### Stated exercise
Only lines with the string "this" matter here; gather them from the material below.

### Input material

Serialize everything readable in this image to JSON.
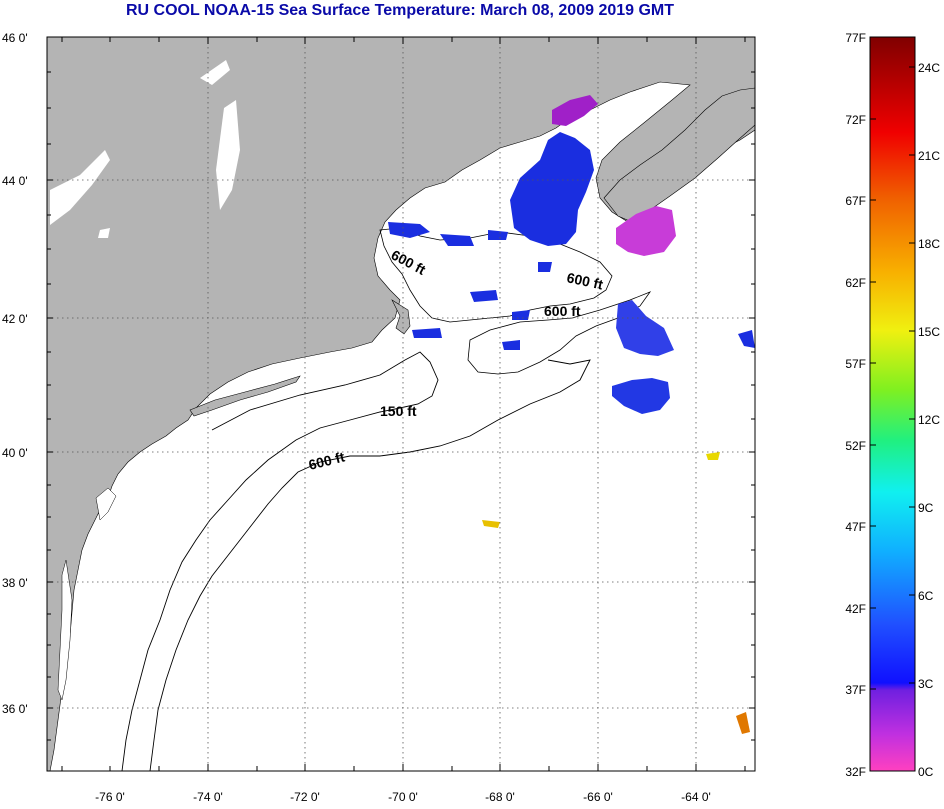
{
  "title": "RU COOL  NOAA-15  Sea Surface Temperature:  March 08, 2009 2019 GMT",
  "map": {
    "lat_labels": [
      "46 0'",
      "44 0'",
      "42 0'",
      "40 0'",
      "38 0'",
      "36 0'"
    ],
    "lon_labels": [
      "-76 0'",
      "-74 0'",
      "-72 0'",
      "-70 0'",
      "-68 0'",
      "-66 0'",
      "-64 0'"
    ],
    "contour_labels": [
      "600 ft",
      "600 ft",
      "600 ft",
      "150 ft",
      "600 ft"
    ],
    "colors": {
      "land": "#b4b4b4",
      "ocean": "#ffffff",
      "cold_blue": "#1a2ee0",
      "purple": "#a020c8",
      "magenta": "#c83cd8",
      "yellow": "#e8c000"
    }
  },
  "colorbar": {
    "fahrenheit_labels": [
      "77F",
      "72F",
      "67F",
      "62F",
      "57F",
      "52F",
      "47F",
      "42F",
      "37F",
      "32F"
    ],
    "celsius_labels": [
      "24C",
      "21C",
      "18C",
      "15C",
      "12C",
      "9C",
      "6C",
      "3C",
      "0C"
    ],
    "range_f": [
      32,
      77
    ],
    "range_c": [
      0,
      25
    ]
  }
}
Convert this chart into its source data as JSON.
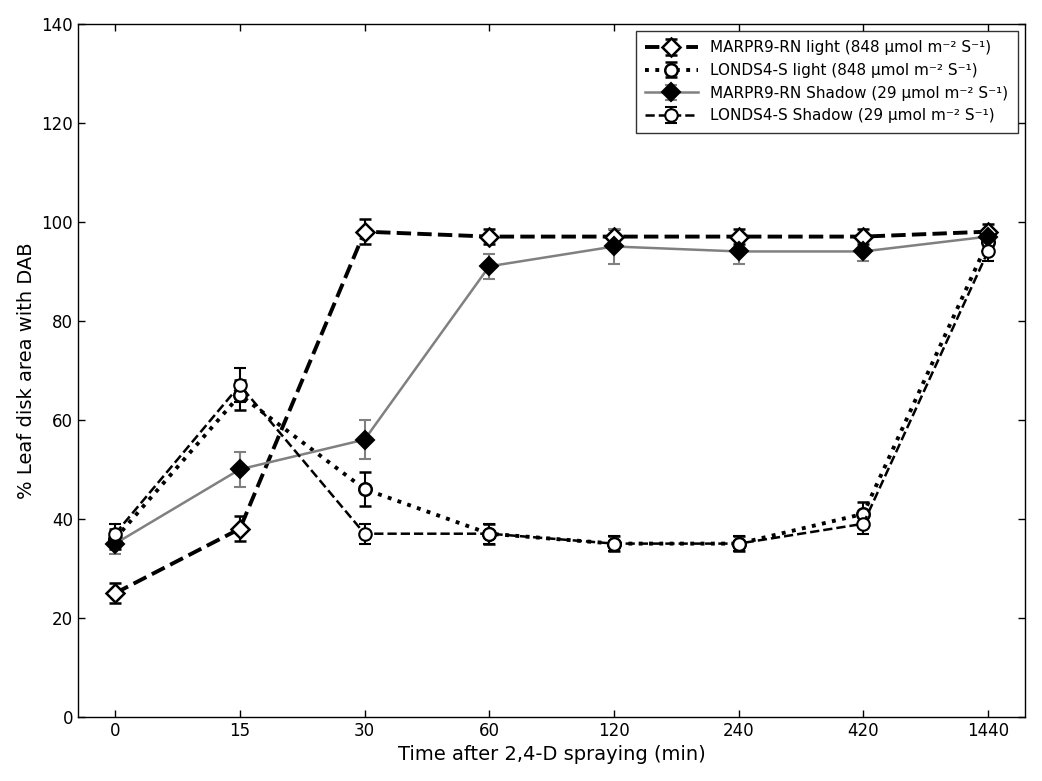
{
  "x_labels": [
    "0",
    "15",
    "30",
    "60",
    "120",
    "240",
    "420",
    "1440"
  ],
  "series": [
    {
      "label": "MARPR9-RN light (848 μmol m⁻² S⁻¹)",
      "y": [
        25,
        38,
        98,
        97,
        97,
        97,
        97,
        98
      ],
      "yerr": [
        2.0,
        2.5,
        2.5,
        1.5,
        1.5,
        1.5,
        1.5,
        1.5
      ],
      "color": "black",
      "linestyle": "--",
      "linewidth": 2.8,
      "marker": "D",
      "markersize": 9,
      "markerfacecolor": "white",
      "markeredgecolor": "black",
      "markeredgewidth": 1.8
    },
    {
      "label": "LONDS4-S light (848 μmol m⁻² S⁻¹)",
      "y": [
        36,
        65,
        46,
        37,
        35,
        35,
        41,
        96
      ],
      "yerr": [
        2.0,
        3.0,
        3.5,
        2.0,
        1.5,
        1.5,
        2.5,
        2.0
      ],
      "color": "black",
      "linestyle": ":",
      "linewidth": 2.8,
      "marker": "o",
      "markersize": 9,
      "markerfacecolor": "white",
      "markeredgecolor": "black",
      "markeredgewidth": 1.8
    },
    {
      "label": "MARPR9-RN Shadow (29 μmol m⁻² S⁻¹)",
      "y": [
        35,
        50,
        56,
        91,
        95,
        94,
        94,
        97
      ],
      "yerr": [
        2.0,
        3.5,
        4.0,
        2.5,
        3.5,
        2.5,
        2.0,
        1.5
      ],
      "color": "gray",
      "linestyle": "-",
      "linewidth": 1.8,
      "marker": "D",
      "markersize": 9,
      "markerfacecolor": "black",
      "markeredgecolor": "black",
      "markeredgewidth": 1.5
    },
    {
      "label": "LONDS4-S Shadow (29 μmol m⁻² S⁻¹)",
      "y": [
        37,
        67,
        37,
        37,
        35,
        35,
        39,
        94
      ],
      "yerr": [
        2.0,
        3.5,
        2.0,
        2.0,
        1.5,
        1.5,
        2.0,
        2.0
      ],
      "color": "black",
      "linestyle": "--",
      "linewidth": 1.8,
      "marker": "o",
      "markersize": 9,
      "markerfacecolor": "white",
      "markeredgecolor": "black",
      "markeredgewidth": 1.5
    }
  ],
  "xlabel": "Time after 2,4-D spraying (min)",
  "ylabel": "% Leaf disk area with DAB",
  "ylim": [
    0,
    140
  ],
  "yticks": [
    0,
    20,
    40,
    60,
    80,
    100,
    120,
    140
  ],
  "legend_loc": "upper right",
  "background_color": "white"
}
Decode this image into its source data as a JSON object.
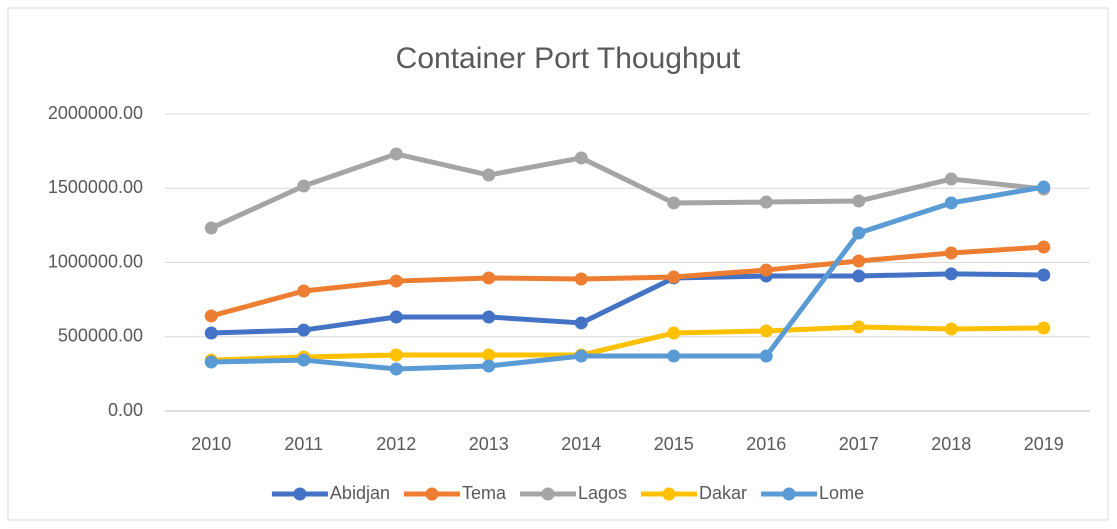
{
  "chart_data": {
    "type": "line",
    "title": "Container Port Thoughput",
    "categories": [
      "2010",
      "2011",
      "2012",
      "2013",
      "2014",
      "2015",
      "2016",
      "2017",
      "2018",
      "2019"
    ],
    "series": [
      {
        "name": "Abidjan",
        "color": "#4472c4",
        "values": [
          525000,
          545000,
          633000,
          633000,
          593000,
          896000,
          909000,
          909000,
          923000,
          916000
        ]
      },
      {
        "name": "Tema",
        "color": "#ed7d31",
        "values": [
          640000,
          808000,
          875000,
          896000,
          889000,
          902000,
          949000,
          1010000,
          1064000,
          1104000
        ]
      },
      {
        "name": "Lagos",
        "color": "#a5a5a5",
        "values": [
          1232000,
          1515000,
          1731000,
          1589000,
          1704000,
          1401000,
          1407000,
          1414000,
          1562000,
          1495000
        ]
      },
      {
        "name": "Dakar",
        "color": "#ffc000",
        "values": [
          343000,
          364000,
          377000,
          377000,
          377000,
          525000,
          539000,
          566000,
          552000,
          559000
        ]
      },
      {
        "name": "Lome",
        "color": "#5b9bd5",
        "values": [
          330000,
          343000,
          283000,
          303000,
          370000,
          370000,
          370000,
          1199000,
          1401000,
          1508000
        ]
      }
    ],
    "ylim": [
      0,
      2000000
    ],
    "yticks": [
      {
        "value": 0,
        "label": "0.00"
      },
      {
        "value": 500000,
        "label": "500000.00"
      },
      {
        "value": 1000000,
        "label": "1000000.00"
      },
      {
        "value": 1500000,
        "label": "1500000.00"
      },
      {
        "value": 2000000,
        "label": "2000000.00"
      }
    ],
    "grid": true,
    "legend": "bottom"
  }
}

### Response
Serialize everything readable in this image to JSON.
Convert this chart into its source data as JSON.
Decode this image into its source data as a JSON object.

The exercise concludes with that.